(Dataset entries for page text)
+++
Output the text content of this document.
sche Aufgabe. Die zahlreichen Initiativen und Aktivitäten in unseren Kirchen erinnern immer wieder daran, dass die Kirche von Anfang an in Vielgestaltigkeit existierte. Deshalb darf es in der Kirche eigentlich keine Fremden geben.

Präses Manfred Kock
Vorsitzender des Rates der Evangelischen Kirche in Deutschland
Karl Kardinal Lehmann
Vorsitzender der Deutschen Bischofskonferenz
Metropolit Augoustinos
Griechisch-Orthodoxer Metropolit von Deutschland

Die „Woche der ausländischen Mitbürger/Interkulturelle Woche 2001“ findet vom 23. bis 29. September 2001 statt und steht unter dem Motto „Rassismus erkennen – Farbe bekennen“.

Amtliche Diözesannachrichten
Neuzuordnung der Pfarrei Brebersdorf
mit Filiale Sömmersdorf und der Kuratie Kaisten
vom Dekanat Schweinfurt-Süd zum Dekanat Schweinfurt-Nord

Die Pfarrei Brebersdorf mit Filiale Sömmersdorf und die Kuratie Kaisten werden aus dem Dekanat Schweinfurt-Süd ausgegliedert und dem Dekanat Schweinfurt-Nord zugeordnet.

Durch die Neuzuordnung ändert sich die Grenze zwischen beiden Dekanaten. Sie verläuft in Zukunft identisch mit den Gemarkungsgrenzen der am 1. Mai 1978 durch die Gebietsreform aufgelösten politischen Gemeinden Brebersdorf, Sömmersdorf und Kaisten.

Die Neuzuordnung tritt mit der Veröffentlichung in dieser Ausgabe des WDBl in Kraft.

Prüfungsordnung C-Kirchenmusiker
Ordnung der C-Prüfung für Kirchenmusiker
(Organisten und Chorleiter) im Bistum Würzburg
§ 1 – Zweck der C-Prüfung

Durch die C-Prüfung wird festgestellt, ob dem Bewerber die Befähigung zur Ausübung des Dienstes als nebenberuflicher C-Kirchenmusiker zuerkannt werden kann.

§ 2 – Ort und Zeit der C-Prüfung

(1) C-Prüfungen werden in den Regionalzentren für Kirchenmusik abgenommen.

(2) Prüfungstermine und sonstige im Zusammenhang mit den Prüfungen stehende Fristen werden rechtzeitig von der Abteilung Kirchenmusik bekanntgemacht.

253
+++
Look through the records and copy every line that has the word "Nord".

vom Dekanat Schweinfurt-Süd zum Dekanat Schweinfurt-Nord
Die Pfarrei Brebersdorf mit Filiale Sömmersdorf und die Kuratie Kaisten werden aus dem Dekanat Schweinfurt-Süd ausgegliedert und dem Dekanat Schweinfurt-Nord zugeordnet.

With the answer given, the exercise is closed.